(Data items)
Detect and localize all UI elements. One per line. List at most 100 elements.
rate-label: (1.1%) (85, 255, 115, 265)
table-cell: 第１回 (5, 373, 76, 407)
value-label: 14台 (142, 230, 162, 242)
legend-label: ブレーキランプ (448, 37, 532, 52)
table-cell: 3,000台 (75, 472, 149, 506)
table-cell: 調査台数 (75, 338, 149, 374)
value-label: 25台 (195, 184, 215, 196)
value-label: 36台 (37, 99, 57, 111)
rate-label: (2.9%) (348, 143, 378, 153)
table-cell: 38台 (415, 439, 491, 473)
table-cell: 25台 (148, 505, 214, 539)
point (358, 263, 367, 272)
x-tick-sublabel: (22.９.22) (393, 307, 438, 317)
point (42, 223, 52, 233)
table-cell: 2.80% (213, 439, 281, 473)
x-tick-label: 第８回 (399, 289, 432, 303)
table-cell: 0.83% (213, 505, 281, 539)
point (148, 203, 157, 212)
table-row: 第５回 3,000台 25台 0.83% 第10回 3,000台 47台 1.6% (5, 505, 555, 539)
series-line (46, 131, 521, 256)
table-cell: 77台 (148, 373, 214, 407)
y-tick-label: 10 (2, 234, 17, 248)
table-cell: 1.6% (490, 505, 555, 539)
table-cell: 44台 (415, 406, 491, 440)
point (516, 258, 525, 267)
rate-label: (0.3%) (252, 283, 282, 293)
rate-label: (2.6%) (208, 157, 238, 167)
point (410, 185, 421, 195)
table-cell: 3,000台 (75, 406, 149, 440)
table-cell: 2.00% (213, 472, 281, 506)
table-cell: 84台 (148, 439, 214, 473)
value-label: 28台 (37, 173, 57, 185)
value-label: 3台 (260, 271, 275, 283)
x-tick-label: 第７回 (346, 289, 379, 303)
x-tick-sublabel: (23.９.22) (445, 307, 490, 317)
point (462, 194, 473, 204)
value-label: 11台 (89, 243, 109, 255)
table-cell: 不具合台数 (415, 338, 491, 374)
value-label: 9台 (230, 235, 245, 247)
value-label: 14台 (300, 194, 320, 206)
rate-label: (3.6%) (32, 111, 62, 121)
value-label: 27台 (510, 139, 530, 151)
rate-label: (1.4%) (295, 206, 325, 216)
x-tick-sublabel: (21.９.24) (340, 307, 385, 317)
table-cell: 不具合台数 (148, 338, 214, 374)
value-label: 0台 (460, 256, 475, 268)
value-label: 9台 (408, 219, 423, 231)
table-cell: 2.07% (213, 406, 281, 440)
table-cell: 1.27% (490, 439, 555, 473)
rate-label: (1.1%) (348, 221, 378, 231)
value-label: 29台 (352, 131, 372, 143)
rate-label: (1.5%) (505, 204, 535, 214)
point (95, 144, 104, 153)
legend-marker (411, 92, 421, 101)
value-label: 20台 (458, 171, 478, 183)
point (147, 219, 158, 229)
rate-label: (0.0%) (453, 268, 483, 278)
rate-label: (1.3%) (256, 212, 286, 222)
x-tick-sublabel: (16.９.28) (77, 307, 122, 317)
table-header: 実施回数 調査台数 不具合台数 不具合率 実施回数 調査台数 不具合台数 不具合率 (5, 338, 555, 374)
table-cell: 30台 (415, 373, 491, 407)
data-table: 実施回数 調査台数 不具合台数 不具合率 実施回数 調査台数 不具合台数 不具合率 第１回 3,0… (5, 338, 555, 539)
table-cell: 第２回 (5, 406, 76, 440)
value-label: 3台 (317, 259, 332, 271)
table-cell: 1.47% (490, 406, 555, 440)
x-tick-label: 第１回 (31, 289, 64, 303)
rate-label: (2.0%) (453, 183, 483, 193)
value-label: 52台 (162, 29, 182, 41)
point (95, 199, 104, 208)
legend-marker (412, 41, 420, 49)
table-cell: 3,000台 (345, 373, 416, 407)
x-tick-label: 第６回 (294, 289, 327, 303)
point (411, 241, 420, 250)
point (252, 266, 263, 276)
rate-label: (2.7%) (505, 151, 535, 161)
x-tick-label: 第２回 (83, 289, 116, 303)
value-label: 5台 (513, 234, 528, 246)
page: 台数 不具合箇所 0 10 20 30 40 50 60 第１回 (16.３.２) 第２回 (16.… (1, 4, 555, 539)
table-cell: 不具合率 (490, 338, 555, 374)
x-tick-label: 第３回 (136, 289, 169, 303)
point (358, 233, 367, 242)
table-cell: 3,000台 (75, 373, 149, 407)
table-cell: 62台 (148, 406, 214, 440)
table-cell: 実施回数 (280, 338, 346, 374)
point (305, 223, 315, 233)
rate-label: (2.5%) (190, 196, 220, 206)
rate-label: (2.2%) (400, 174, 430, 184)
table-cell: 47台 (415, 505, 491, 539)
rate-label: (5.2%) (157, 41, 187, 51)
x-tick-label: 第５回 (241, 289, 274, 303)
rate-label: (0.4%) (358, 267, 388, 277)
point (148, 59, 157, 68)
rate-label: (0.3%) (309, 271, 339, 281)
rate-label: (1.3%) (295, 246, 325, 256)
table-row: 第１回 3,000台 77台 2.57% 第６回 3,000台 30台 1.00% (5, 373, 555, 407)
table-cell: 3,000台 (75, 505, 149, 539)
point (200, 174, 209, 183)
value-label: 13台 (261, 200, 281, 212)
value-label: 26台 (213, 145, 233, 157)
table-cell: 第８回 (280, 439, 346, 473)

Stated goal.
Convert the lines of the entries into a Markdown table with the columns "No." and "Line", numbering each row and leaving out blank lines.

The solution.
| No. | Line |
|---|---|
| 1 | Detect and localize all UI elements. One per line. List at most 100 elements. |
| 2 | rate-label: (1.1%) (85, 255, 115, 265) |
| 3 | table-cell: 第１回 (5, 373, 76, 407) |
| 4 | value-label: 14台 (142, 230, 162, 242) |
| 5 | legend-label: ブレーキランプ (448, 37, 532, 52) |
| 6 | table-cell: 3,000台 (75, 472, 149, 506) |
| 7 | table-cell: 調査台数 (75, 338, 149, 374) |
| 8 | value-label: 25台 (195, 184, 215, 196) |
| 9 | value-label: 36台 (37, 99, 57, 111) |
| 10 | rate-label: (2.9%) (348, 143, 378, 153) |
| 11 | table-cell: 38台 (415, 439, 491, 473) |
| 12 | table-cell: 25台 (148, 505, 214, 539) |
| 13 | point (358, 263, 367, 272) |
| 14 | x-tick-sublabel: (22.９.22) (393, 307, 438, 317) |
| 15 | point (42, 223, 52, 233) |
| 16 | table-cell: 2.80% (213, 439, 281, 473) |
| 17 | x-tick-label: 第８回 (399, 289, 432, 303) |
| 18 | table-cell: 0.83% (213, 505, 281, 539) |
| 19 | point (148, 203, 157, 212) |
| 20 | table-row: 第５回 3,000台 25台 0.83% 第10回 3,000台 47台 1.6% (5, 505, 555, 539) |
| 21 | series-line (46, 131, 521, 256) |
| 22 | table-cell: 77台 (148, 373, 214, 407) |
| 23 | y-tick-label: 10 (2, 234, 17, 248) |
| 24 | table-cell: 1.6% (490, 505, 555, 539) |
| 25 | table-cell: 44台 (415, 406, 491, 440) |
| 26 | point (516, 258, 525, 267) |
| 27 | rate-label: (0.3%) (252, 283, 282, 293) |
| 28 | rate-label: (2.6%) (208, 157, 238, 167) |
| 29 | point (410, 185, 421, 195) |
| 30 | table-cell: 3,000台 (75, 406, 149, 440) |
| 31 | table-cell: 2.00% (213, 472, 281, 506) |
| 32 | table-cell: 84台 (148, 439, 214, 473) |
| 33 | value-label: 28台 (37, 173, 57, 185) |
| 34 | value-label: 3台 (260, 271, 275, 283) |
| 35 | x-tick-label: 第７回 (346, 289, 379, 303) |
| 36 | x-tick-sublabel: (23.９.22) (445, 307, 490, 317) |
| 37 | point (462, 194, 473, 204) |
| 38 | value-label: 11台 (89, 243, 109, 255) |
| 39 | table-cell: 不具合台数 (415, 338, 491, 374) |
| 40 | value-label: 9台 (230, 235, 245, 247) |
| 41 | value-label: 14台 (300, 194, 320, 206) |
| 42 | rate-label: (3.6%) (32, 111, 62, 121) |
| 43 | value-label: 27台 (510, 139, 530, 151) |
| 44 | rate-label: (1.4%) (295, 206, 325, 216) |
| 45 | x-tick-sublabel: (21.９.24) (340, 307, 385, 317) |
| 46 | table-cell: 不具合台数 (148, 338, 214, 374) |
| 47 | value-label: 0台 (460, 256, 475, 268) |
| 48 | value-label: 9台 (408, 219, 423, 231) |
| 49 | table-cell: 2.07% (213, 406, 281, 440) |
| 50 | table-cell: 1.27% (490, 439, 555, 473) |
| 51 | rate-label: (1.1%) (348, 221, 378, 231) |
| 52 | value-label: 29台 (352, 131, 372, 143) |
| 53 | rate-label: (1.5%) (505, 204, 535, 214) |
| 54 | point (95, 144, 104, 153) |
| 55 | legend-marker (411, 92, 421, 101) |
| 56 | value-label: 20台 (458, 171, 478, 183) |
| 57 | point (147, 219, 158, 229) |
| 58 | rate-label: (0.0%) (453, 268, 483, 278) |
| 59 | rate-label: (1.3%) (256, 212, 286, 222) |
| 60 | x-tick-sublabel: (16.９.28) (77, 307, 122, 317) |
| 61 | table-header: 実施回数 調査台数 不具合台数 不具合率 実施回数 調査台数 不具合台数 不具合率 (5, 338, 555, 374) |
| 62 | table-cell: 30台 (415, 373, 491, 407) |
| 63 | data-table: 実施回数 調査台数 不具合台数 不具合率 実施回数 調査台数 不具合台数 不具合率 第１回 3,0… (5, 338, 555, 539) |
| 64 | table-cell: 第２回 (5, 406, 76, 440) |
| 65 | value-label: 3台 (317, 259, 332, 271) |
| 66 | table-cell: 1.47% (490, 406, 555, 440) |
| 67 | x-tick-label: 第１回 (31, 289, 64, 303) |
| 68 | rate-label: (2.0%) (453, 183, 483, 193) |
| 69 | value-label: 52台 (162, 29, 182, 41) |
| 70 | point (95, 199, 104, 208) |
| 71 | legend-marker (412, 41, 420, 49) |
| 72 | table-cell: 3,000台 (345, 373, 416, 407) |
| 73 | x-tick-label: 第６回 (294, 289, 327, 303) |
| 74 | point (411, 241, 420, 250) |
| 75 | point (252, 266, 263, 276) |
| 76 | rate-label: (2.7%) (505, 151, 535, 161) |
| 77 | x-tick-label: 第２回 (83, 289, 116, 303) |
| 78 | value-label: 5台 (513, 234, 528, 246) |
| 79 | page: 台数 不具合箇所 0 10 20 30 40 50 60 第１回 (16.３.２) 第２回 (16.… (1, 4, 555, 539) |
| 80 | table-cell: 不具合率 (490, 338, 555, 374) |
| 81 | x-tick-label: 第３回 (136, 289, 169, 303) |
| 82 | point (358, 233, 367, 242) |
| 83 | table-cell: 3,000台 (75, 373, 149, 407) |
| 84 | table-cell: 62台 (148, 406, 214, 440) |
| 85 | table-cell: 実施回数 (280, 338, 346, 374) |
| 86 | point (305, 223, 315, 233) |
| 87 | rate-label: (2.5%) (190, 196, 220, 206) |
| 88 | rate-label: (2.2%) (400, 174, 430, 184) |
| 89 | table-cell: 47台 (415, 505, 491, 539) |
| 90 | rate-label: (5.2%) (157, 41, 187, 51) |
| 91 | x-tick-label: 第５回 (241, 289, 274, 303) |
| 92 | rate-label: (0.4%) (358, 267, 388, 277) |
| 93 | point (148, 59, 157, 68) |
| 94 | rate-label: (0.3%) (309, 271, 339, 281) |
| 95 | rate-label: (1.3%) (295, 246, 325, 256) |
| 96 | table-row: 第１回 3,000台 77台 2.57% 第６回 3,000台 30台 1.00% (5, 373, 555, 407) |
| 97 | table-cell: 3,000台 (75, 505, 149, 539) |
| 98 | point (200, 174, 209, 183) |
| 99 | value-label: 13台 (261, 200, 281, 212) |
| 100 | value-label: 26台 (213, 145, 233, 157) |
| 101 | table-cell: 第８回 (280, 439, 346, 473) |